- **Written request**: Please turn the items below into a numbered list, from the line with "Localize all elements." up to and including the line with "employment-row: Full-time /". Skip blank lines and leave out the pictures.

- **Extracted material**:
○ ○ ○ ○ ○ ○ ○
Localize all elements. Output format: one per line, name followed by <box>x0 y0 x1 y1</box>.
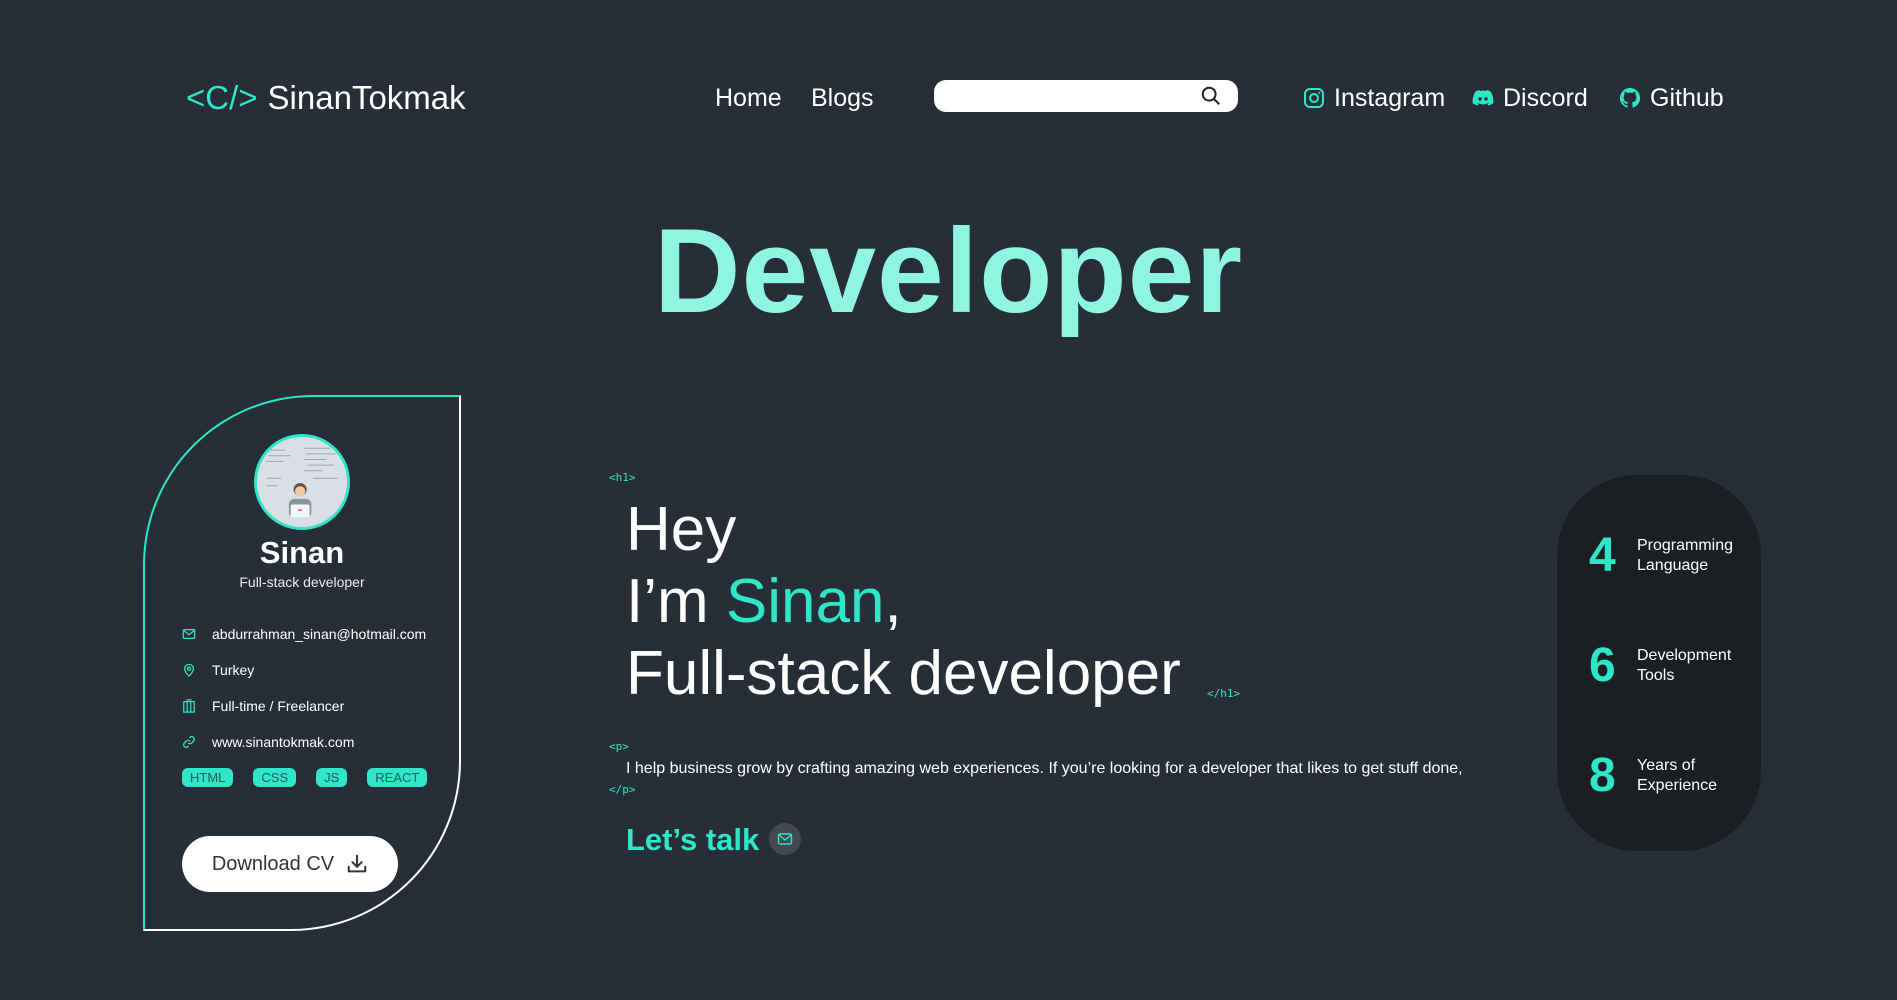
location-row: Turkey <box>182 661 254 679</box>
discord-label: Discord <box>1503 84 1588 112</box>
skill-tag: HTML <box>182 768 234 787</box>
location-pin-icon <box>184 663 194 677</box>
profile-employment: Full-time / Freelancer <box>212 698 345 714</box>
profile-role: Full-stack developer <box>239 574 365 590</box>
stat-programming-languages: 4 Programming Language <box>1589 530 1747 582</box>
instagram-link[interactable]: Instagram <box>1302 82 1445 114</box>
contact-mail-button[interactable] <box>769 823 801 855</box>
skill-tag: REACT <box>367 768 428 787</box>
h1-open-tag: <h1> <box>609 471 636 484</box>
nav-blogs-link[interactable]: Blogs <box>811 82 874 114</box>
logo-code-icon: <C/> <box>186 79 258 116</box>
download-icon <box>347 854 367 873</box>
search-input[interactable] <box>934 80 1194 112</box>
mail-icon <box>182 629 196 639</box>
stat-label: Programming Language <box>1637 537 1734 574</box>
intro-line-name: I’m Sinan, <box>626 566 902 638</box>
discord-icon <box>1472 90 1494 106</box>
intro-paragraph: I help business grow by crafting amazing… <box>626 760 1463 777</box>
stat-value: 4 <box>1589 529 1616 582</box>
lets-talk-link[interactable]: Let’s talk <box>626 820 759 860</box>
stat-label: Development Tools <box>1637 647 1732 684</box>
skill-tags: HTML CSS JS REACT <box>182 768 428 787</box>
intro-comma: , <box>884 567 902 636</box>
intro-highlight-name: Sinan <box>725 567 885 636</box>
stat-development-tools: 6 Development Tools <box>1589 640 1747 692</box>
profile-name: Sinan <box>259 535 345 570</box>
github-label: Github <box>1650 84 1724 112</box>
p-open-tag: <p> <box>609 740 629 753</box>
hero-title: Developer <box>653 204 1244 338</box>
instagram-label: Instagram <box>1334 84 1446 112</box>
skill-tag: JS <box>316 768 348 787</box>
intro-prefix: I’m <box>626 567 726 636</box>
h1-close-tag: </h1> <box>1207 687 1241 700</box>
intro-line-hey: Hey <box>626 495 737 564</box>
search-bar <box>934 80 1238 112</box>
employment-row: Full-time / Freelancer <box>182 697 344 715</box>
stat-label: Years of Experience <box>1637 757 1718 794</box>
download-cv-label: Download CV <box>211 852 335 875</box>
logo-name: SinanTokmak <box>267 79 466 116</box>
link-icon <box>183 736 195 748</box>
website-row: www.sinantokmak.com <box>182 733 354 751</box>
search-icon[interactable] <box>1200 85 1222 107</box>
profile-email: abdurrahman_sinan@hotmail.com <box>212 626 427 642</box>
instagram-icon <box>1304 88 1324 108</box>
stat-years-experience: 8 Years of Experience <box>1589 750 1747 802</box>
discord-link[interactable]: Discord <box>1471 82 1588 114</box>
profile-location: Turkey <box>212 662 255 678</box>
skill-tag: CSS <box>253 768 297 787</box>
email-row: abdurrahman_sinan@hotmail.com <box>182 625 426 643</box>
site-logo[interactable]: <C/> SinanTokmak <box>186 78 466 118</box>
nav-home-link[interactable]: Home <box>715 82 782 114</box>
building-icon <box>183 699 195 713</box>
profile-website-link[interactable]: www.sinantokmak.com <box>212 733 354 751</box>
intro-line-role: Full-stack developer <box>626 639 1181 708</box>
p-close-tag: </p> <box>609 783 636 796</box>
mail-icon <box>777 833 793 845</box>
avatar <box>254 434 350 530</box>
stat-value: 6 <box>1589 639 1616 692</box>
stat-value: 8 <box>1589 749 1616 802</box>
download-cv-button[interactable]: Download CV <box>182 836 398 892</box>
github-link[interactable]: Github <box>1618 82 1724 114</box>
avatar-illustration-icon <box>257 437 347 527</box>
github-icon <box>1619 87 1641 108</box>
○ ○ ○ ○ ○ ○ ○
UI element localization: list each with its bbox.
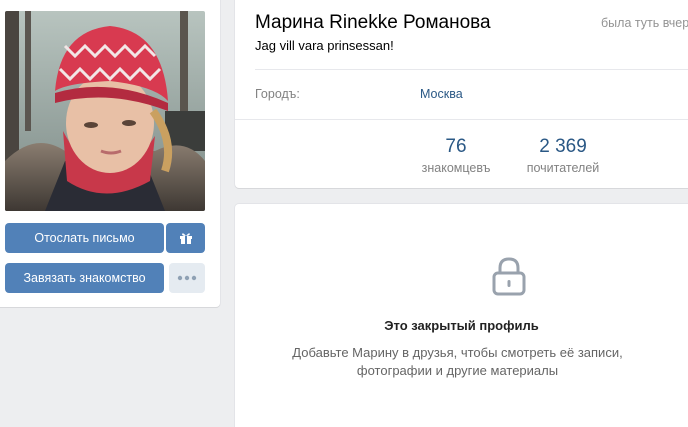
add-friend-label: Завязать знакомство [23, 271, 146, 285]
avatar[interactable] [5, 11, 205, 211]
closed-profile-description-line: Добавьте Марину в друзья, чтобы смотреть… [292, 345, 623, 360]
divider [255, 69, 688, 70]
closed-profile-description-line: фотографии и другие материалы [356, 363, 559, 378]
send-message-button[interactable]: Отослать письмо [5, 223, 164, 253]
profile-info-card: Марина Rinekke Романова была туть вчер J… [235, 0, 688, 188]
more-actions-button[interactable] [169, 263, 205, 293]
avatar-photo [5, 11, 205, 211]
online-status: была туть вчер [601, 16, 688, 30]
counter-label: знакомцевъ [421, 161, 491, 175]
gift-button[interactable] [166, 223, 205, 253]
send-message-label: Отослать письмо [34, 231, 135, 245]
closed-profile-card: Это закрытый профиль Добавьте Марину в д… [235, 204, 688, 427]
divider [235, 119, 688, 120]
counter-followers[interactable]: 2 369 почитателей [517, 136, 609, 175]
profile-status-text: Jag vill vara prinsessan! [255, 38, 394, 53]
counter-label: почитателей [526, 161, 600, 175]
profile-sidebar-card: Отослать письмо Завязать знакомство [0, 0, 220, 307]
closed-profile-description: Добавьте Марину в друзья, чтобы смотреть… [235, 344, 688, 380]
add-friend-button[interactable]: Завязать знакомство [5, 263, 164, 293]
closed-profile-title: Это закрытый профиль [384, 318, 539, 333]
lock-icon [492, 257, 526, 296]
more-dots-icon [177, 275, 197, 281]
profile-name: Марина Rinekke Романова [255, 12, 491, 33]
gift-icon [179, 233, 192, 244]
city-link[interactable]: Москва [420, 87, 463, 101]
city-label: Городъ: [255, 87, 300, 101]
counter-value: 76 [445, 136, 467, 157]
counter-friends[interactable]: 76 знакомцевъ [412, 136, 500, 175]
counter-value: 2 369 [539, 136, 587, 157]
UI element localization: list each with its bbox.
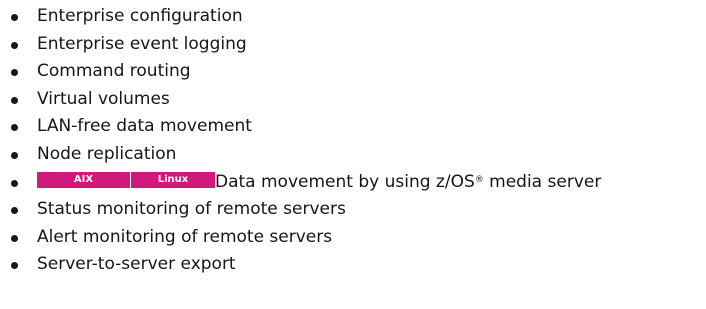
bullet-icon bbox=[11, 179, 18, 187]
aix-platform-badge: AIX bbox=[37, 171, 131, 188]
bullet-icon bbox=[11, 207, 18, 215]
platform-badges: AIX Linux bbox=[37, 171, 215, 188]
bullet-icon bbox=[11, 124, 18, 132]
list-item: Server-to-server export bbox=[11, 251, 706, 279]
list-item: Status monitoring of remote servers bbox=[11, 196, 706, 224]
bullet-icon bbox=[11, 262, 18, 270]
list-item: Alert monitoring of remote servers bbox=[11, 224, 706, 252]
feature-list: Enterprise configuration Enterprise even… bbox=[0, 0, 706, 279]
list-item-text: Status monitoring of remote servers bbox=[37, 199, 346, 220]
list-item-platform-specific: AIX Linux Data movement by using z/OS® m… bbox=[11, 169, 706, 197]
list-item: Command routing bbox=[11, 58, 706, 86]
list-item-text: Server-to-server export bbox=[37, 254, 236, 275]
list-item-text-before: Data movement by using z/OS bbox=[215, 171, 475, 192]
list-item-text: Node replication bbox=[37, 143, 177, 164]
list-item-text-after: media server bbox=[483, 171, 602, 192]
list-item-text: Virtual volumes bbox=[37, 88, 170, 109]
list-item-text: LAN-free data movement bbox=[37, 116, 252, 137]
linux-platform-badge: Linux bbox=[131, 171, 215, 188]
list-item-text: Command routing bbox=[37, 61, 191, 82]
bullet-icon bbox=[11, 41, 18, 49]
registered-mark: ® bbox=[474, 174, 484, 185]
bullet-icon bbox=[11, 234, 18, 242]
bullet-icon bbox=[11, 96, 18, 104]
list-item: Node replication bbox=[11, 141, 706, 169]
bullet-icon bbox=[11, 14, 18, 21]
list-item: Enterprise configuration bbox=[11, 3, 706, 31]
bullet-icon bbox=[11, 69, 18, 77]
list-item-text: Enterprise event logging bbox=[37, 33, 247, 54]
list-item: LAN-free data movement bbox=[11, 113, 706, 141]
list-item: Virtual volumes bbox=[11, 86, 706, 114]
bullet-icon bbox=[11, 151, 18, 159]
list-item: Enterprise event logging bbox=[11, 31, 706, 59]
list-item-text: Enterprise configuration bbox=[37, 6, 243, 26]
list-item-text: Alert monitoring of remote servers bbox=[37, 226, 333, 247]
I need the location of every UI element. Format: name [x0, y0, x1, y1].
○ ○ ○ ○ ○ ○ ○
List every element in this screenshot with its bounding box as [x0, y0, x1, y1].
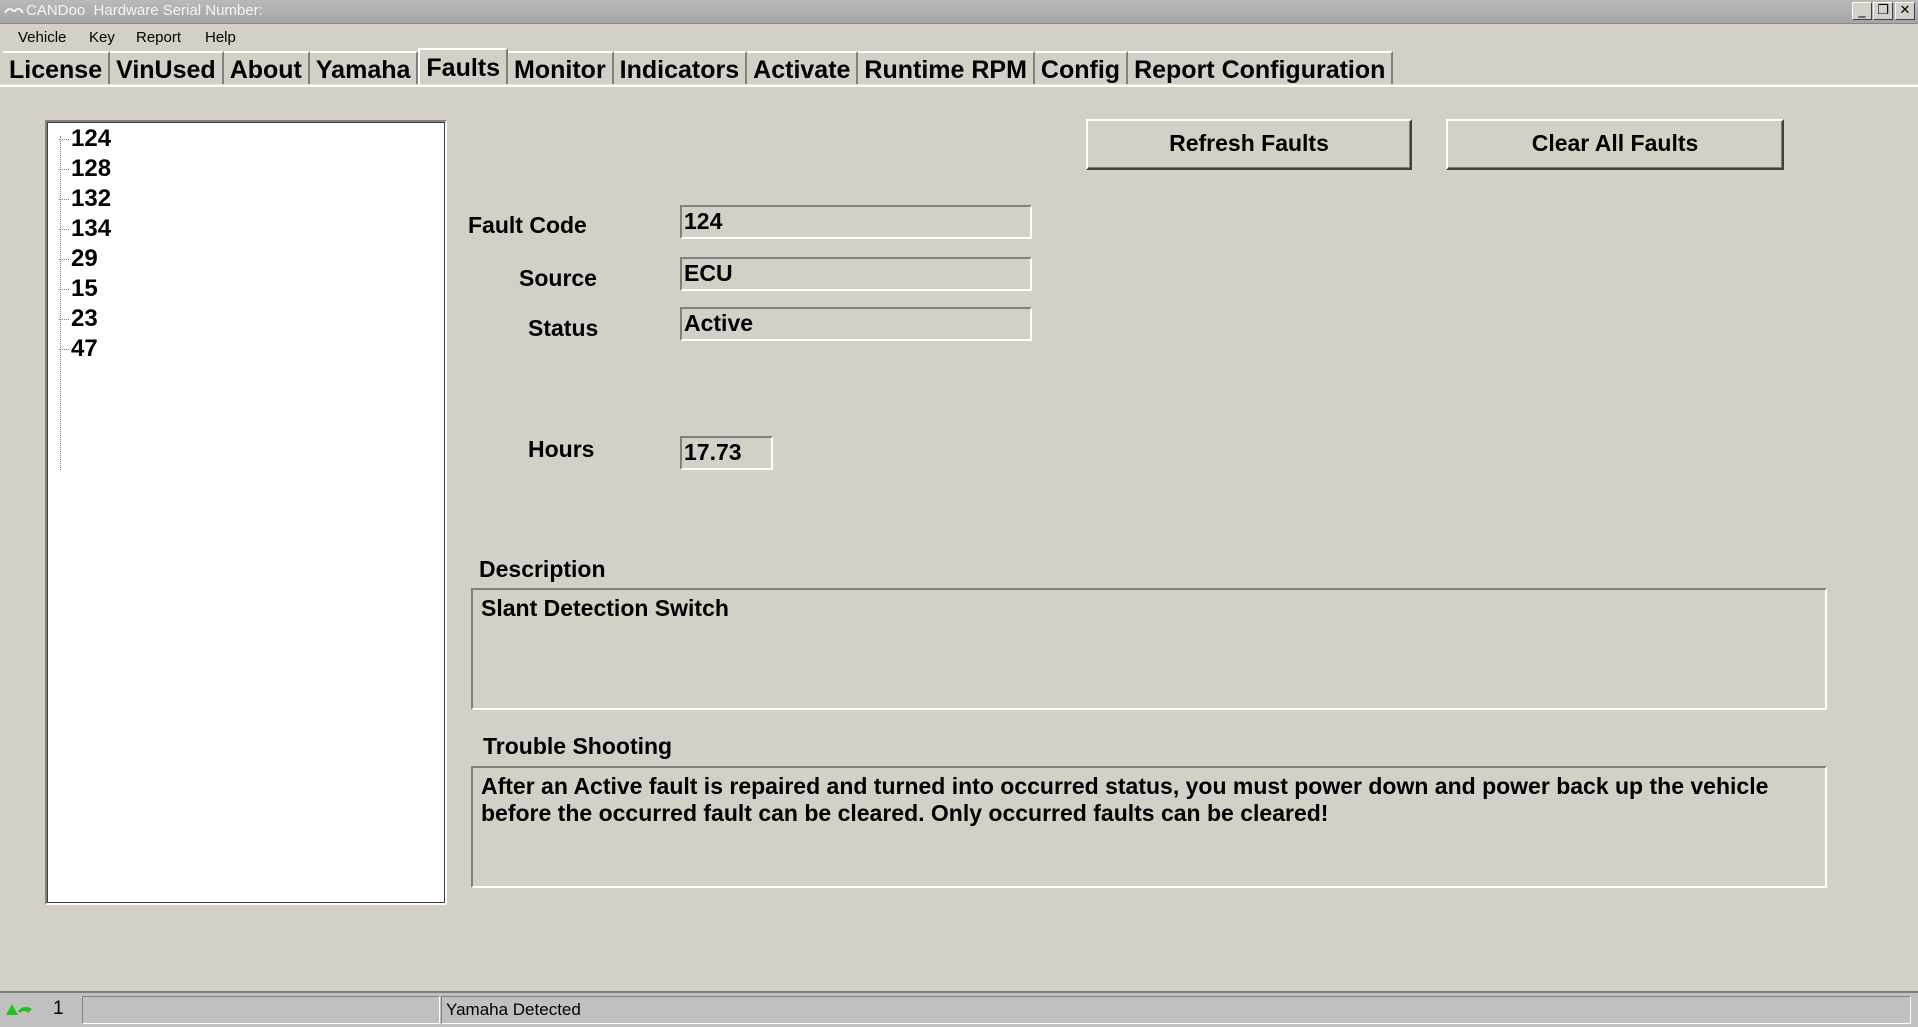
○ ○ ○ ○ ○ ○ ○
- **Finished exercise**:
1. Localize all elements. Output format: one per line, name followed by <box>x0 y0 x1 y1</box>.
2. location-row: Turkey <box>182 661 254 679</box>
3. discord-label: Discord <box>1503 84 1588 112</box>
4. skill-tag: HTML <box>182 768 234 787</box>
5. location-pin-icon <box>184 663 194 677</box>
6. profile-employment: Full-time / Freelancer <box>212 698 345 714</box>
7. profile-role: Full-stack developer <box>239 574 365 590</box>
8. stat-programming-languages: 4 Programming Language <box>1589 530 1747 582</box>
9. instagram-link[interactable]: Instagram <box>1302 82 1445 114</box>
10. contact-mail-button[interactable] <box>769 823 801 855</box>
11. skill-tag: REACT <box>367 768 428 787</box>
12. h1-open-tag: <h1> <box>609 471 636 484</box>
13. nav-blogs-link[interactable]: Blogs <box>811 82 874 114</box>
14. logo-code-icon: <C/> <box>186 79 258 116</box>
15. download-icon <box>347 854 367 873</box>
16. search-input[interactable] <box>934 80 1194 112</box>
17. mail-icon <box>182 629 196 639</box>
18. stat-label: Programming Language <box>1637 537 1734 574</box>
19. intro-line-name: I’m Sinan, <box>626 566 902 638</box>
20. discord-icon <box>1472 90 1494 106</box>
21. intro-paragraph: I help business grow by crafting amazing… <box>626 760 1463 777</box>
22. stat-value: 4 <box>1589 529 1616 582</box>
23. lets-talk-link[interactable]: Let’s talk <box>626 820 759 860</box>
24. stat-label: Development Tools <box>1637 647 1732 684</box>
25. skill-tags: HTML CSS JS REACT <box>182 768 428 787</box>
26. intro-comma: , <box>884 567 902 636</box>
27. intro-highlight-name: Sinan <box>725 567 885 636</box>
28. stat-development-tools: 6 Development Tools <box>1589 640 1747 692</box>
29. profile-name: Sinan <box>259 535 345 570</box>
30. github-label: Github <box>1650 84 1724 112</box>
31. p-open-tag: <p> <box>609 740 629 753</box>
32. hero-title: Developer <box>653 204 1244 338</box>
33. instagram-label: Instagram <box>1334 84 1446 112</box>
34. skill-tag: JS <box>316 768 348 787</box>
35. intro-prefix: I’m <box>626 567 726 636</box>
36. h1-close-tag: </h1> <box>1207 687 1241 700</box>
37. intro-line-hey: Hey <box>626 495 737 564</box>
38. search-bar <box>934 80 1238 112</box>
39. employment-row: Full-time / Freelancer <box>182 697 344 715</box>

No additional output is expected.